**Task requirements**. Omit the pictures from the entries below and retype everything else exactly.

**Task material**.
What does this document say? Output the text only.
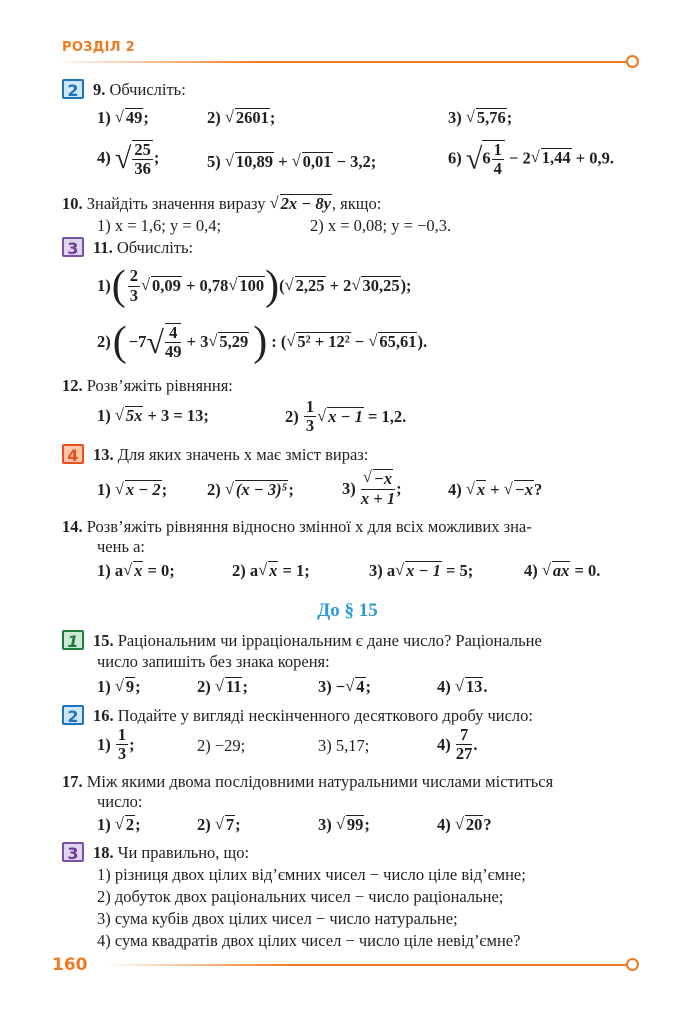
РОЗДІЛ 2
2 9. Обчисліть:
1) √ 49;	2) √ 2601;	3) √ 5,76;
4) √ $\frac{25}{36}$ ;	5) √ 10,89 + √ 0,01 − 3,2;	6) $√6 \frac{1}{4} - 2$ √ 1,44 + 0,9.
10. Знайдіть значення виразу √ 2x − 8y, якщо:
1) x = 1,6; y = 0,4;	2) x = 0,08; y = −0,3.
3 11. Обчисліть:
1) ( $\frac{2}{3}$ √ 0,09
+ 0,78 √ 100 ) ( √ 2,25
+ 2 √ 30,25 );
2) ( −7 √ $\frac{4}{49}$
+ 3 √ 5,29 ) : ( √ 5² + 12²
−
√ 65,61 ).
12. Розв’яжіть рівняння:
1) √ 5x + 3 = 13;	2)
$\frac{1}{3}$ √ x − 1
= 1,2.
4 13. Для яких значень x має зміст вираз:
1) √ x − 2; 2) √ (x − 3)⁵;	3)
√ $\frac{-x}{x + 1}$ ;	4) √ x + √ −x?
14. Розв’яжіть рівняння відносно змінної x для всіх можливих зна-
чень a:
1) a √ x = 0;	2) a √ x = 1;	3) a √ x − 1 = 5;	4) √ ax = 0.
До § 15
1 15. Раціональним чи ірраціональним є дане число? Раціональне
число запишіть без знака кореня:
1) √ 9;	2) √ 11;	3) − √ 4;	4) √ 13.
2 16. Подайте у вигляді нескінченного десяткового дробу число:
1)
$\frac{1}{3}$ ;	2) −29;	3) 5,17;	4)
$\frac{7}{27}$ .
17. Між якими двома послідовними натуральними числами міститься
число:
1) √ 2;	2) √ 7;	3) √ 99;	4) √ 20?
3 18. Чи правильно, що:
1) різниця двох цілих від’ємних чисел − число ціле від’ємне;
2) добуток двох раціональних чисел − число раціональне;
3) сума кубів двох цілих чисел − число натуральне;
4) сума квадратів двох цілих чисел − число ціле невід’ємне?
160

**Completed exercise**.
What does this document say? Output the text only.
РОЗДІЛ 2
2 9. Обчисліть:
1) √ 49;	2) √ 2601;	3) √ 5,76;
4) √ $\frac{25}{36}$ ;	5) √ 10,89 + √ 0,01 − 3,2;	6) $√6 \frac{1}{4} - 2$ √ 1,44 + 0,9.
10. Знайдіть значення виразу √ 2x − 8y, якщо:
1) x = 1,6; y = 0,4;	2) x = 0,08; y = −0,3.
3 11. Обчисліть:
1) ( $\frac{2}{3}$ √ 0,09
+ 0,78 √ 100 ) ( √ 2,25
+ 2 √ 30,25 );
2) ( −7 √ $\frac{4}{49}$
+ 3 √ 5,29 ) : ( √ 5² + 12²
−
√ 65,61 ).
12. Розв’яжіть рівняння:
1) √ 5x + 3 = 13;	2)
$\frac{1}{3}$ √ x − 1
= 1,2.
4 13. Для яких значень x має зміст вираз:
1) √ x − 2; 2) √ (x − 3)⁵;	3)
√ $\frac{-x}{x + 1}$ ;	4) √ x + √ −x?
14. Розв’яжіть рівняння відносно змінної x для всіх можливих зна-
чень a:
1) a √ x = 0;	2) a √ x = 1;	3) a √ x − 1 = 5;	4) √ ax = 0.
До § 15
1 15. Раціональним чи ірраціональним є дане число? Раціональне
число запишіть без знака кореня:
1) √ 9;	2) √ 11;	3) − √ 4;	4) √ 13.
2 16. Подайте у вигляді нескінченного десяткового дробу число:
1)
$\frac{1}{3}$ ;	2) −29;	3) 5,17;	4)
$\frac{7}{27}$ .
17. Між якими двома послідовними натуральними числами міститься
число:
1) √ 2;	2) √ 7;	3) √ 99;	4) √ 20?
3 18. Чи правильно, що:
1) різниця двох цілих від’ємних чисел − число ціле від’ємне;
2) добуток двох раціональних чисел − число раціональне;
3) сума кубів двох цілих чисел − число натуральне;
4) сума квадратів двох цілих чисел − число ціле невід’ємне?
160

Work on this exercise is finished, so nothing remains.